%%

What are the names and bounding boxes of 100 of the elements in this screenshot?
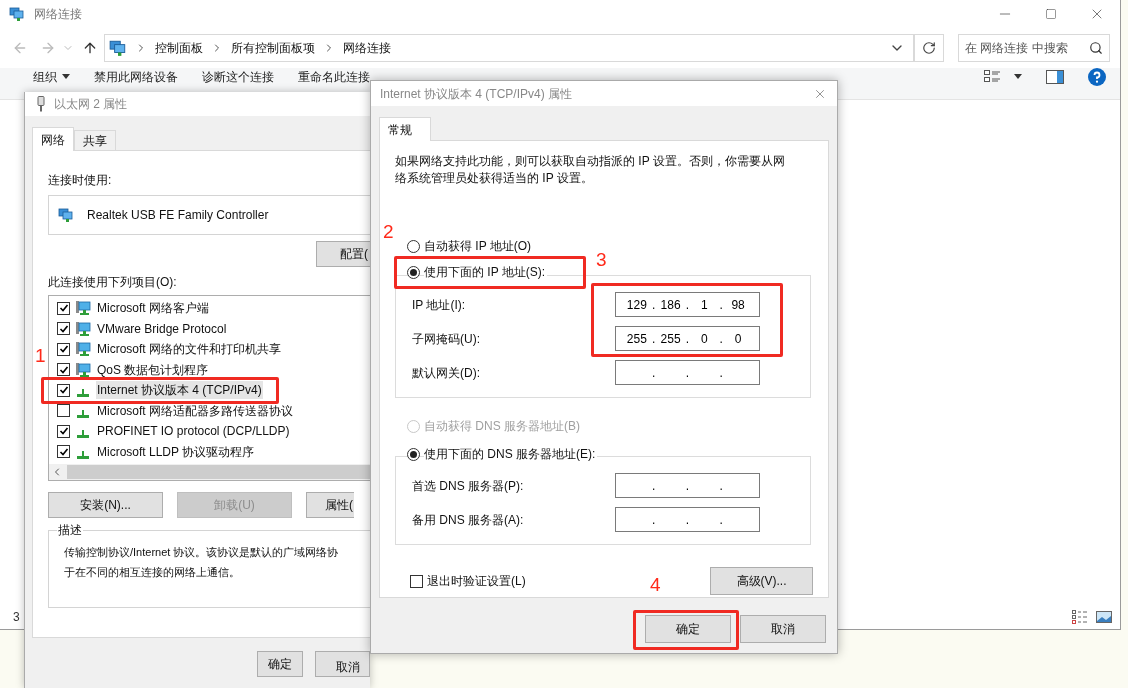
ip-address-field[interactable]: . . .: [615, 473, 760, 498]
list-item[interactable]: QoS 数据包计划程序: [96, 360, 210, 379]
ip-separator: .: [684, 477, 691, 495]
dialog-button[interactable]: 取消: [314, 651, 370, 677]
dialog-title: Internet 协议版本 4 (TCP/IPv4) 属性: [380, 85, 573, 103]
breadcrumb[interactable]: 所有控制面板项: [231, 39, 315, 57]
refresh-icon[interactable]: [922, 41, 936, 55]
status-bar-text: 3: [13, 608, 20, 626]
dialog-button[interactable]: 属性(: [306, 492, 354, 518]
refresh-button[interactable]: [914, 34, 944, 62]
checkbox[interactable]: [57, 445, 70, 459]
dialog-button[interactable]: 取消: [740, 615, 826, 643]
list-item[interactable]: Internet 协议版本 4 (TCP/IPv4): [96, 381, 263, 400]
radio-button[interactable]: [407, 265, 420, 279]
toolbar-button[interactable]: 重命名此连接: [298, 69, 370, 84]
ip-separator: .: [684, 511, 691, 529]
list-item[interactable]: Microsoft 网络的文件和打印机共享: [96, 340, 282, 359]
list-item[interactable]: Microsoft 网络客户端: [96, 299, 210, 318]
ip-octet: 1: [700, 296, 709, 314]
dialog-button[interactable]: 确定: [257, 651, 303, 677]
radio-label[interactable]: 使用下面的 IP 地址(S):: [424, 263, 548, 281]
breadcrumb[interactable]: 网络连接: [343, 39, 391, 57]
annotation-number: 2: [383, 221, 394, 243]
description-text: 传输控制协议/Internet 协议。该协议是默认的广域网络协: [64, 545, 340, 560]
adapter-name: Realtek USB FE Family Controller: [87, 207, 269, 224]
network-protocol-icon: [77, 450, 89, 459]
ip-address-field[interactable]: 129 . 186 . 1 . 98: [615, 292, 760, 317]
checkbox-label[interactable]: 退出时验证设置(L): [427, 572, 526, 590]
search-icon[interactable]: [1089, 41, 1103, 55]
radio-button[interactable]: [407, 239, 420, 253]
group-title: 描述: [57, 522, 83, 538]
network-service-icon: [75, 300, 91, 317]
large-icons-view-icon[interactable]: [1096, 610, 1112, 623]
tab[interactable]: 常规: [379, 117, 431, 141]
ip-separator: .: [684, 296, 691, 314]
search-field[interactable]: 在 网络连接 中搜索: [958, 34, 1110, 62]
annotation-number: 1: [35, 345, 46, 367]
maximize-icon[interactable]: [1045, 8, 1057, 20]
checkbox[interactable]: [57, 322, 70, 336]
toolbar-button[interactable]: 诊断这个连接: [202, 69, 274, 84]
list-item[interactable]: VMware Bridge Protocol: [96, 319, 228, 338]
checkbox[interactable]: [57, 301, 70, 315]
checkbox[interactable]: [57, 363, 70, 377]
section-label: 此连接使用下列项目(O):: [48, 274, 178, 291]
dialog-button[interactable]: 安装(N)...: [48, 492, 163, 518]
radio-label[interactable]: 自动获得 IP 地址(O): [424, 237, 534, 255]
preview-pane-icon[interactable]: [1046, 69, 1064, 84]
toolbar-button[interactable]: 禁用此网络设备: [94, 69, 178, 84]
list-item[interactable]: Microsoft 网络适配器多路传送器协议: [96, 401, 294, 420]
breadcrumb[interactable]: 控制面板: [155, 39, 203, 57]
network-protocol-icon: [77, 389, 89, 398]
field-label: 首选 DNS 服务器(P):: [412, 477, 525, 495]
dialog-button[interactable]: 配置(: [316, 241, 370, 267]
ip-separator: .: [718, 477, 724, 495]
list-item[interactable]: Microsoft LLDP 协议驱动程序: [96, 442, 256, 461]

%%

**Prompt**: Can you reproduce the items word for word, starting with the line that contains "ip-address-field[interactable]: . ." and going on through the line that contains "breadcrumb[interactable]: 网络连接: [343, 39, 391, 57]"?

**Response to the task**:
ip-address-field[interactable]: . . .: [615, 473, 760, 498]
list-item[interactable]: QoS 数据包计划程序: [96, 360, 210, 379]
ip-separator: .: [684, 477, 691, 495]
dialog-button[interactable]: 取消: [314, 651, 370, 677]
dialog-title: Internet 协议版本 4 (TCP/IPv4) 属性: [380, 85, 573, 103]
breadcrumb[interactable]: 所有控制面板项: [231, 39, 315, 57]
refresh-icon[interactable]: [922, 41, 936, 55]
status-bar-text: 3: [13, 608, 20, 626]
dialog-button[interactable]: 属性(: [306, 492, 354, 518]
refresh-button[interactable]: [914, 34, 944, 62]
checkbox[interactable]: [57, 445, 70, 459]
dialog-button[interactable]: 取消: [740, 615, 826, 643]
list-item[interactable]: Internet 协议版本 4 (TCP/IPv4): [96, 381, 263, 400]
radio-button[interactable]: [407, 265, 420, 279]
toolbar-button[interactable]: 重命名此连接: [298, 69, 370, 84]
ip-separator: .: [684, 511, 691, 529]
list-item[interactable]: Microsoft 网络的文件和打印机共享: [96, 340, 282, 359]
list-item[interactable]: Microsoft 网络客户端: [96, 299, 210, 318]
ip-octet: 1: [700, 296, 709, 314]
dialog-button[interactable]: 确定: [257, 651, 303, 677]
radio-label[interactable]: 使用下面的 IP 地址(S):: [424, 263, 548, 281]
breadcrumb[interactable]: 网络连接: [343, 39, 391, 57]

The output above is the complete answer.